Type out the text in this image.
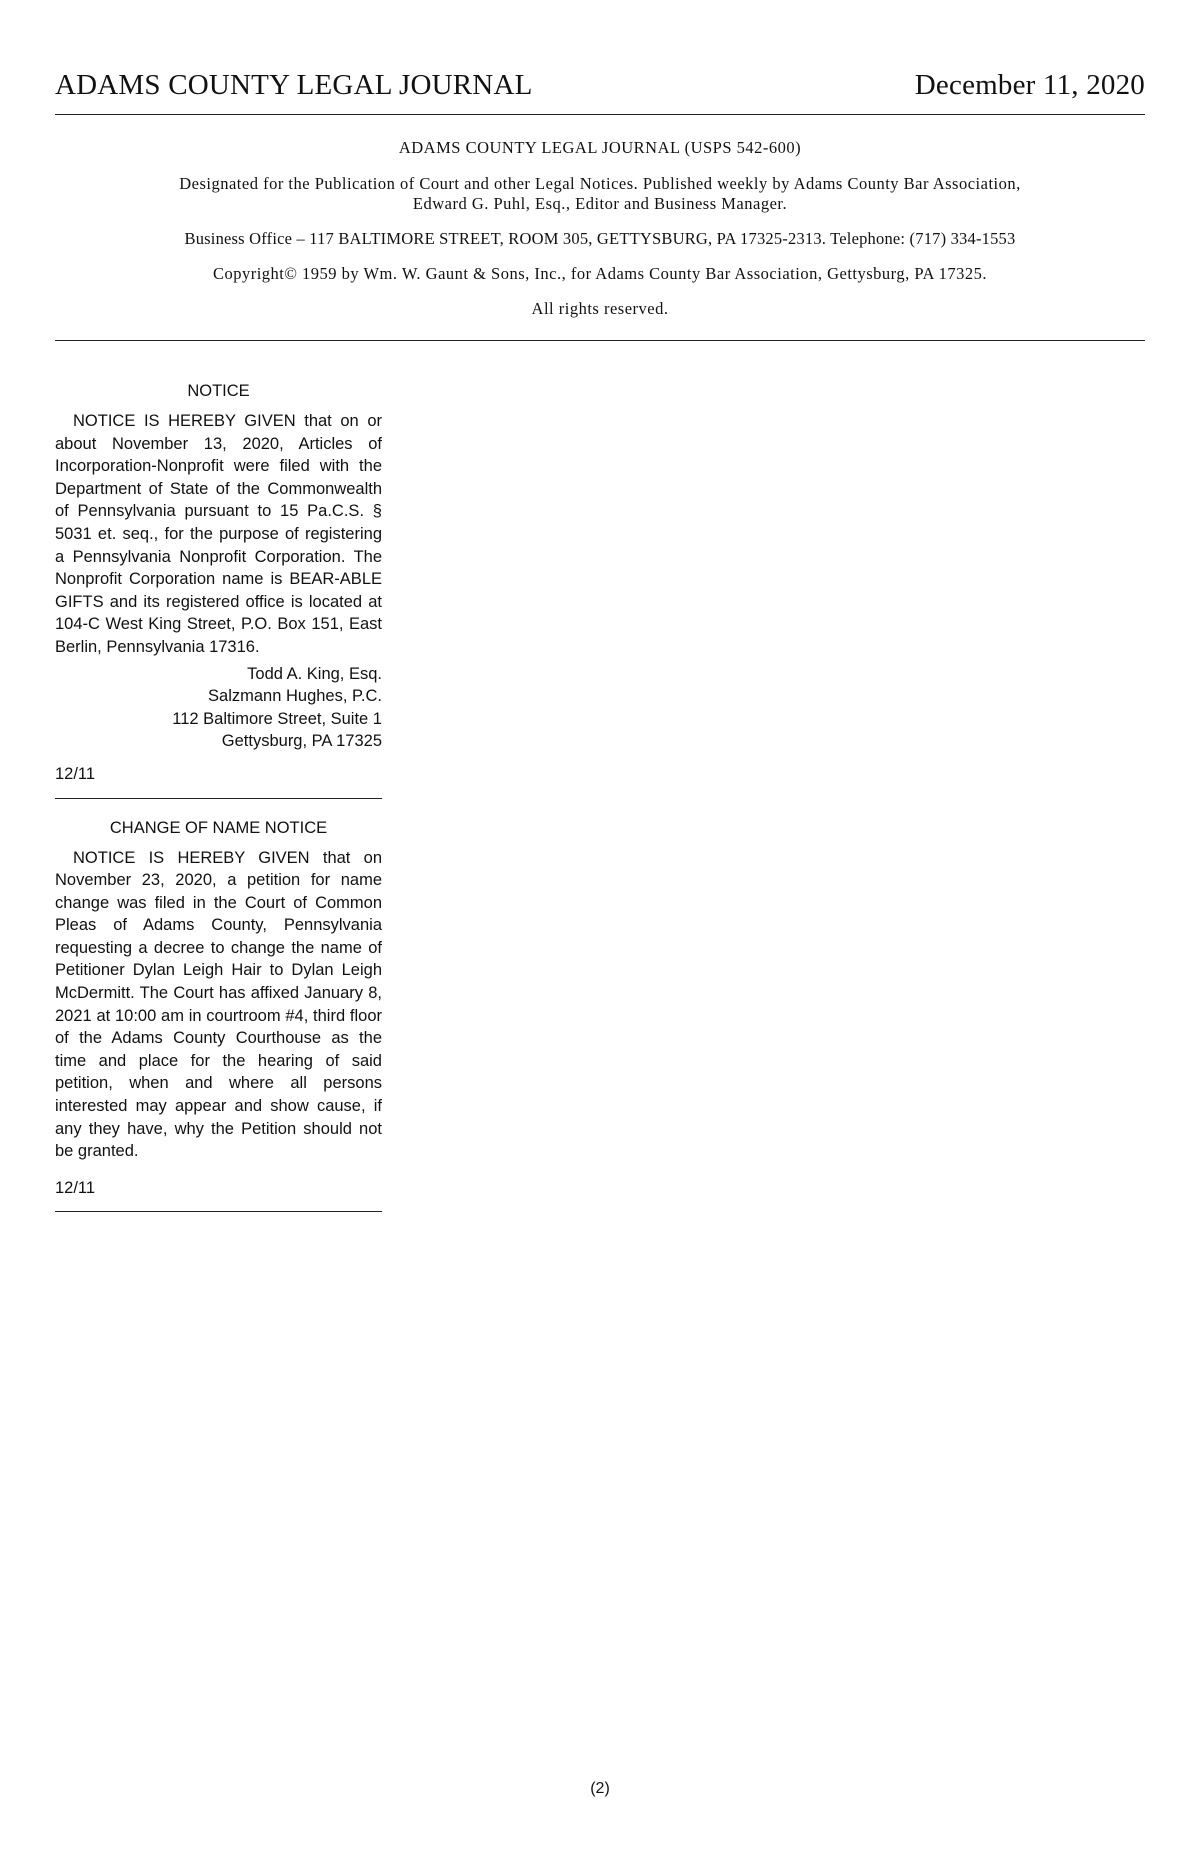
ADAMS COUNTY LEGAL JOURNAL	December 11, 2020

ADAMS COUNTY LEGAL JOURNAL (USPS 542-600)

Designated for the Publication of Court and other Legal Notices. Published weekly by Adams County Bar Association,

Edward G. Puhl, Esq., Editor and Business Manager.

Business Office – 117 BALTIMORE STREET, ROOM 305, GETTYSBURG, PA 17325-2313. Telephone: (717) 334-1553

Copyright© 1959 by Wm. W. Gaunt & Sons, Inc., for Adams County Bar Association, Gettysburg, PA 17325.

All rights reserved.

NOTICE

NOTICE IS HEREBY GIVEN that on or about November 13, 2020, Articles of Incorporation-Nonprofit were filed with the Department of State of the Commonwealth of Pennsylvania pursuant to 15 Pa.C.S. § 5031 et. seq., for the purpose of registering a Pennsylvania Nonprofit Corporation. The Nonprofit Corporation name is BEAR-ABLE GIFTS and its registered office is located at 104-C West King Street, P.O. Box 151, East Berlin, Pennsylvania 17316.

Todd A. King, Esq.
Salzmann Hughes, P.C.
112 Baltimore Street, Suite 1
Gettysburg, PA 17325
12/11

CHANGE OF NAME NOTICE

NOTICE IS HEREBY GIVEN that on November 23, 2020, a petition for name change was filed in the Court of Common Pleas of Adams County, Pennsylvania requesting a decree to change the name of Petitioner Dylan Leigh Hair to Dylan Leigh McDermitt. The Court has affixed January 8, 2021 at 10:00 am in courtroom #4, third floor of the Adams County Courthouse as the time and place for the hearing of said petition, when and where all persons interested may appear and show cause, if any they have, why the Petition should not be granted.

12/11
(2)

────────

Stated problem – Pick out and copy the lines of the entries that hold the string "King".

Right answer –
NOTICE IS HEREBY GIVEN that on or about November 13, 2020, Articles of Incorporation-Nonprofit were filed with the Department of State of the Commonwealth of Pennsylvania pursuant to 15 Pa.C.S. § 5031 et. seq., for the purpose of registering a Pennsylvania Nonprofit Corporation. The Nonprofit Corporation name is BEAR-ABLE GIFTS and its registered office is located at 104-C West King Street, P.O. Box 151, East Berlin, Pennsylvania 17316.
Todd A. King, Esq.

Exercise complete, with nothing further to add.